ASSIGNMENT = An exact copy of every record, with no pictures, please.
Start of LISTED RECORDS
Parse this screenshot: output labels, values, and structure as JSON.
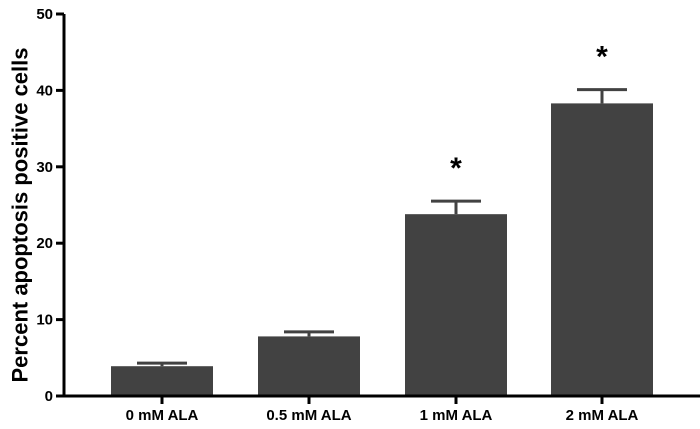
{
  "chart_data": {
    "type": "bar",
    "title": "",
    "xlabel": "",
    "ylabel": "Percent apoptosis positive cells",
    "ylim": [
      0,
      50
    ],
    "yticks": [
      0,
      10,
      20,
      30,
      40,
      50
    ],
    "categories": [
      "0 mM ALA",
      "0.5 mM ALA",
      "1 mM ALA",
      "2 mM ALA"
    ],
    "values": [
      3.9,
      7.8,
      23.8,
      38.3
    ],
    "error": [
      0.4,
      0.6,
      1.7,
      1.8
    ],
    "annotations": [
      "",
      "",
      "*",
      "*"
    ],
    "grid": false,
    "legend": "none",
    "bar_color": "#424242"
  }
}
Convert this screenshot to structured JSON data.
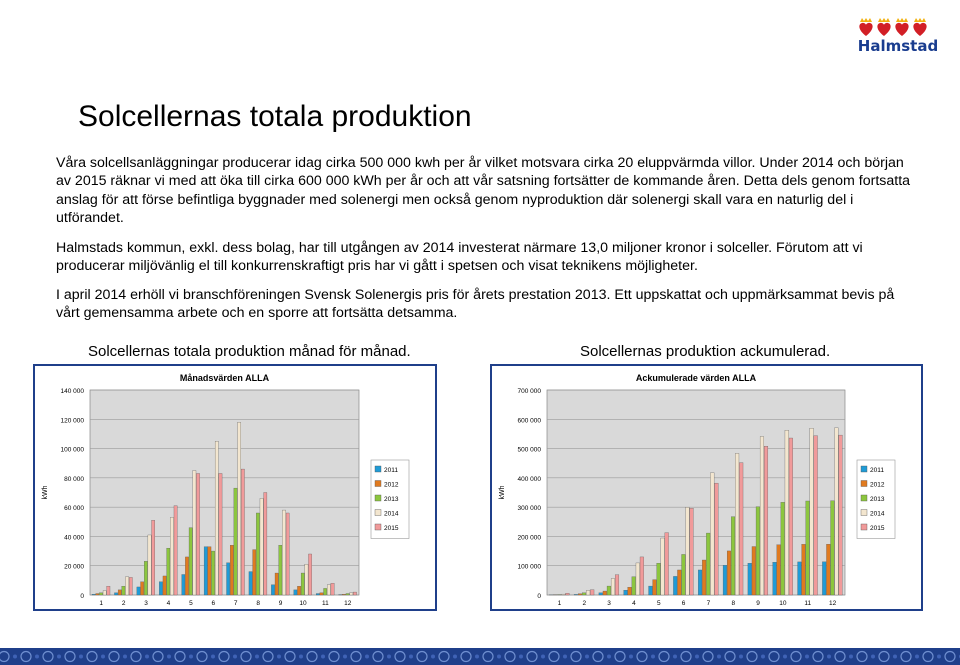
{
  "logo": {
    "text": "Halmstad"
  },
  "title": "Solcellernas totala produktion",
  "paragraphs": [
    "Våra solcellsanläggningar producerar idag cirka 500 000 kwh per år vilket motsvara cirka 20 eluppvärmda villor. Under 2014 och början av 2015 räknar vi med att öka till cirka 600 000 kWh per år och att vår satsning fortsätter de kommande åren. Detta dels genom fortsatta anslag för att förse befintliga byggnader med solenergi men också genom nyproduktion där solenergi skall vara en naturlig del i utförandet.",
    "Halmstads kommun, exkl. dess bolag, har till utgången av 2014 investerat närmare 13,0 miljoner kronor i solceller. Förutom att vi producerar miljövänlig el till konkurrenskraftigt pris har vi gått i spetsen och visat teknikens möjligheter.",
    "I april 2014 erhöll vi branschföreningen Svensk Solenergis pris för årets prestation 2013. Ett uppskattat och uppmärksammat bevis på vårt gemensamma arbete och en sporre att fortsätta detsamma."
  ],
  "captions": {
    "monthly": "Solcellernas totala produktion månad för månad.",
    "cumulative": "Solcellernas produktion ackumulerad."
  },
  "colors": {
    "2011": "#1f9bd6",
    "2012": "#e07a1f",
    "2013": "#8cc63e",
    "2014": "#f3e6cf",
    "2015": "#f19a9a",
    "frame": "#1f3f8a",
    "plot_bg": "#d9d9d9"
  },
  "chart_data": [
    {
      "type": "bar",
      "title": "Månadsvärden ALLA",
      "ylabel": "kWh",
      "xlabel": "",
      "categories": [
        "1",
        "2",
        "3",
        "4",
        "5",
        "6",
        "7",
        "8",
        "9",
        "10",
        "11",
        "12"
      ],
      "ylim": [
        0,
        140000
      ],
      "yticks": [
        "0",
        "20 000",
        "40 000",
        "60 000",
        "80 000",
        "100 000",
        "120 000",
        "140 000"
      ],
      "legend_position": "right",
      "series": [
        {
          "name": "2011",
          "values": [
            500,
            1500,
            5500,
            9000,
            14000,
            33000,
            22000,
            16000,
            7000,
            3500,
            1000,
            300
          ]
        },
        {
          "name": "2012",
          "values": [
            1000,
            3500,
            9000,
            13000,
            26000,
            33000,
            34000,
            31000,
            15000,
            6000,
            1500,
            500
          ]
        },
        {
          "name": "2013",
          "values": [
            1500,
            6000,
            23000,
            32000,
            46000,
            30000,
            73000,
            56000,
            34000,
            15000,
            4500,
            1000
          ]
        },
        {
          "name": "2014",
          "values": [
            3000,
            12500,
            41000,
            53000,
            85000,
            105000,
            118000,
            66000,
            58000,
            21000,
            7000,
            1500
          ]
        },
        {
          "name": "2015",
          "values": [
            6000,
            12000,
            51000,
            61000,
            83000,
            83000,
            86000,
            70000,
            56000,
            28000,
            8000,
            2000
          ]
        }
      ]
    },
    {
      "type": "bar",
      "title": "Ackumulerade värden ALLA",
      "ylabel": "kWh",
      "xlabel": "",
      "categories": [
        "1",
        "2",
        "3",
        "4",
        "5",
        "6",
        "7",
        "8",
        "9",
        "10",
        "11",
        "12"
      ],
      "ylim": [
        0,
        700000
      ],
      "yticks": [
        "0",
        "100 000",
        "200 000",
        "300 000",
        "400 000",
        "500 000",
        "600 000",
        "700 000"
      ],
      "legend_position": "right",
      "series": [
        {
          "name": "2011",
          "values": [
            500,
            2000,
            7500,
            16500,
            30500,
            63500,
            85500,
            101500,
            108500,
            112000,
            113000,
            113300
          ]
        },
        {
          "name": "2012",
          "values": [
            1000,
            4500,
            13500,
            26500,
            52500,
            85500,
            119500,
            150500,
            165500,
            171500,
            173000,
            173500
          ]
        },
        {
          "name": "2013",
          "values": [
            1500,
            7500,
            30500,
            62500,
            108500,
            138500,
            211500,
            267500,
            301500,
            316500,
            321000,
            322000
          ]
        },
        {
          "name": "2014",
          "values": [
            3000,
            15500,
            56500,
            109500,
            194500,
            299500,
            417500,
            483500,
            541500,
            562500,
            569500,
            571000
          ]
        },
        {
          "name": "2015",
          "values": [
            6000,
            18000,
            69000,
            130000,
            213000,
            296000,
            382000,
            452000,
            508000,
            536000,
            544000,
            546000
          ]
        }
      ]
    }
  ]
}
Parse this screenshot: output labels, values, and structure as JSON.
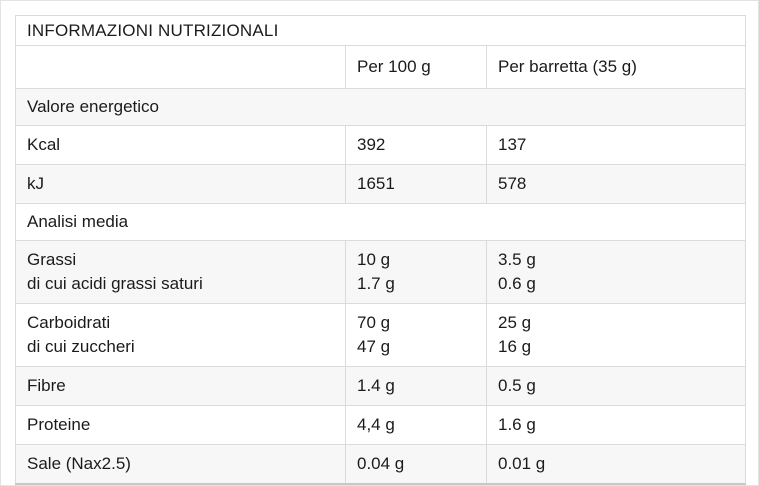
{
  "table": {
    "title": "INFORMAZIONI NUTRIZIONALI",
    "col_headers": [
      "",
      "Per 100 g",
      "Per barretta (35 g)"
    ],
    "sections": [
      {
        "name": "Valore energetico",
        "rows": [
          {
            "label": [
              "Kcal"
            ],
            "per_100g": [
              "392"
            ],
            "per_barretta": [
              "137"
            ]
          },
          {
            "label": [
              "kJ"
            ],
            "per_100g": [
              "1651"
            ],
            "per_barretta": [
              "578"
            ]
          }
        ]
      },
      {
        "name": "Analisi media",
        "rows": [
          {
            "label": [
              "Grassi",
              "di cui acidi grassi saturi"
            ],
            "per_100g": [
              "10 g",
              "1.7 g"
            ],
            "per_barretta": [
              "3.5 g",
              "0.6 g"
            ]
          },
          {
            "label": [
              "Carboidrati",
              "di cui zuccheri"
            ],
            "per_100g": [
              "70 g",
              "47 g"
            ],
            "per_barretta": [
              "25 g",
              "16 g"
            ]
          },
          {
            "label": [
              "Fibre"
            ],
            "per_100g": [
              "1.4 g"
            ],
            "per_barretta": [
              "0.5 g"
            ]
          },
          {
            "label": [
              "Proteine"
            ],
            "per_100g": [
              "4,4 g"
            ],
            "per_barretta": [
              "1.6 g"
            ]
          },
          {
            "label": [
              "Sale (Nax2.5)"
            ],
            "per_100g": [
              "0.04 g"
            ],
            "per_barretta": [
              "0.01 g"
            ]
          }
        ]
      }
    ],
    "colors": {
      "border": "#dbdbdb",
      "stripe_background": "#f7f7f7",
      "text": "#1b1b1b",
      "bottom_border": "#c8c8c8"
    }
  }
}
End of LISTED RECORDS
OUTPUT FOR THIS EXERCISE =
Parse this screenshot: output labels, values, and structure as JSON.
{
  "chart_data": {
    "type": "bar",
    "title": "",
    "xlabel": "",
    "ylabel": "Percent apoptosis positive cells",
    "ylim": [
      0,
      50
    ],
    "yticks": [
      0,
      10,
      20,
      30,
      40,
      50
    ],
    "categories": [
      "0 mM ALA",
      "0.5 mM ALA",
      "1 mM ALA",
      "2 mM ALA"
    ],
    "values": [
      3.9,
      7.8,
      23.8,
      38.3
    ],
    "error": [
      0.4,
      0.6,
      1.7,
      1.8
    ],
    "annotations": [
      "",
      "",
      "*",
      "*"
    ],
    "grid": false,
    "legend": "none",
    "bar_color": "#424242"
  }
}
Convert this screenshot to structured JSON data.
{
  "logo": {
    "text": "Halmstad"
  },
  "title": "Solcellernas totala produktion",
  "paragraphs": [
    "Våra solcellsanläggningar producerar idag cirka 500 000 kwh per år vilket motsvara cirka 20 eluppvärmda villor. Under 2014 och början av 2015 räknar vi med att öka till cirka 600 000 kWh per år och att vår satsning fortsätter de kommande åren. Detta dels genom fortsatta anslag för att förse befintliga byggnader med solenergi men också genom nyproduktion där solenergi skall vara en naturlig del i utförandet.",
    "Halmstads kommun, exkl. dess bolag, har till utgången av 2014 investerat närmare 13,0 miljoner kronor i solceller. Förutom att vi producerar miljövänlig el till konkurrenskraftigt pris har vi gått i spetsen och visat teknikens möjligheter.",
    "I april 2014 erhöll vi branschföreningen Svensk Solenergis pris för årets prestation 2013. Ett uppskattat och uppmärksammat bevis på vårt gemensamma arbete och en sporre att fortsätta detsamma."
  ],
  "captions": {
    "monthly": "Solcellernas totala produktion månad för månad.",
    "cumulative": "Solcellernas produktion ackumulerad."
  },
  "colors": {
    "2011": "#1f9bd6",
    "2012": "#e07a1f",
    "2013": "#8cc63e",
    "2014": "#f3e6cf",
    "2015": "#f19a9a",
    "frame": "#1f3f8a",
    "plot_bg": "#d9d9d9"
  },
  "chart_data": [
    {
      "type": "bar",
      "title": "Månadsvärden ALLA",
      "ylabel": "kWh",
      "xlabel": "",
      "categories": [
        "1",
        "2",
        "3",
        "4",
        "5",
        "6",
        "7",
        "8",
        "9",
        "10",
        "11",
        "12"
      ],
      "ylim": [
        0,
        140000
      ],
      "yticks": [
        "0",
        "20 000",
        "40 000",
        "60 000",
        "80 000",
        "100 000",
        "120 000",
        "140 000"
      ],
      "legend_position": "right",
      "series": [
        {
          "name": "2011",
          "values": [
            500,
            1500,
            5500,
            9000,
            14000,
            33000,
            22000,
            16000,
            7000,
            3500,
            1000,
            300
          ]
        },
        {
          "name": "2012",
          "values": [
            1000,
            3500,
            9000,
            13000,
            26000,
            33000,
            34000,
            31000,
            15000,
            6000,
            1500,
            500
          ]
        },
        {
          "name": "2013",
          "values": [
            1500,
            6000,
            23000,
            32000,
            46000,
            30000,
            73000,
            56000,
            34000,
            15000,
            4500,
            1000
          ]
        },
        {
          "name": "2014",
          "values": [
            3000,
            12500,
            41000,
            53000,
            85000,
            105000,
            118000,
            66000,
            58000,
            21000,
            7000,
            1500
          ]
        },
        {
          "name": "2015",
          "values": [
            6000,
            12000,
            51000,
            61000,
            83000,
            83000,
            86000,
            70000,
            56000,
            28000,
            8000,
            2000
          ]
        }
      ]
    },
    {
      "type": "bar",
      "title": "Ackumulerade värden ALLA",
      "ylabel": "kWh",
      "xlabel": "",
      "categories": [
        "1",
        "2",
        "3",
        "4",
        "5",
        "6",
        "7",
        "8",
        "9",
        "10",
        "11",
        "12"
      ],
      "ylim": [
        0,
        700000
      ],
      "yticks": [
        "0",
        "100 000",
        "200 000",
        "300 000",
        "400 000",
        "500 000",
        "600 000",
        "700 000"
      ],
      "legend_position": "right",
      "series": [
        {
          "name": "2011",
          "values": [
            500,
            2000,
            7500,
            16500,
            30500,
            63500,
            85500,
            101500,
            108500,
            112000,
            113000,
            113300
          ]
        },
        {
          "name": "2012",
          "values": [
            1000,
            4500,
            13500,
            26500,
            52500,
            85500,
            119500,
            150500,
            165500,
            171500,
            173000,
            173500
          ]
        },
        {
          "name": "2013",
          "values": [
            1500,
            7500,
            30500,
            62500,
            108500,
            138500,
            211500,
            267500,
            301500,
            316500,
            321000,
            322000
          ]
        },
        {
          "name": "2014",
          "values": [
            3000,
            15500,
            56500,
            109500,
            194500,
            299500,
            417500,
            483500,
            541500,
            562500,
            569500,
            571000
          ]
        },
        {
          "name": "2015",
          "values": [
            6000,
            18000,
            69000,
            130000,
            213000,
            296000,
            382000,
            452000,
            508000,
            536000,
            544000,
            546000
          ]
        }
      ]
    }
  ]
}
Parse this screenshot: output labels, values, and structure as JSON.
{
  "table": {
    "title": "INFORMAZIONI NUTRIZIONALI",
    "col_headers": [
      "",
      "Per 100 g",
      "Per barretta (35 g)"
    ],
    "sections": [
      {
        "name": "Valore energetico",
        "rows": [
          {
            "label": [
              "Kcal"
            ],
            "per_100g": [
              "392"
            ],
            "per_barretta": [
              "137"
            ]
          },
          {
            "label": [
              "kJ"
            ],
            "per_100g": [
              "1651"
            ],
            "per_barretta": [
              "578"
            ]
          }
        ]
      },
      {
        "name": "Analisi media",
        "rows": [
          {
            "label": [
              "Grassi",
              "di cui acidi grassi saturi"
            ],
            "per_100g": [
              "10 g",
              "1.7 g"
            ],
            "per_barretta": [
              "3.5 g",
              "0.6 g"
            ]
          },
          {
            "label": [
              "Carboidrati",
              "di cui zuccheri"
            ],
            "per_100g": [
              "70 g",
              "47 g"
            ],
            "per_barretta": [
              "25 g",
              "16 g"
            ]
          },
          {
            "label": [
              "Fibre"
            ],
            "per_100g": [
              "1.4 g"
            ],
            "per_barretta": [
              "0.5 g"
            ]
          },
          {
            "label": [
              "Proteine"
            ],
            "per_100g": [
              "4,4 g"
            ],
            "per_barretta": [
              "1.6 g"
            ]
          },
          {
            "label": [
              "Sale (Nax2.5)"
            ],
            "per_100g": [
              "0.04 g"
            ],
            "per_barretta": [
              "0.01 g"
            ]
          }
        ]
      }
    ],
    "colors": {
      "border": "#dbdbdb",
      "stripe_background": "#f7f7f7",
      "text": "#1b1b1b",
      "bottom_border": "#c8c8c8"
    }
  }
}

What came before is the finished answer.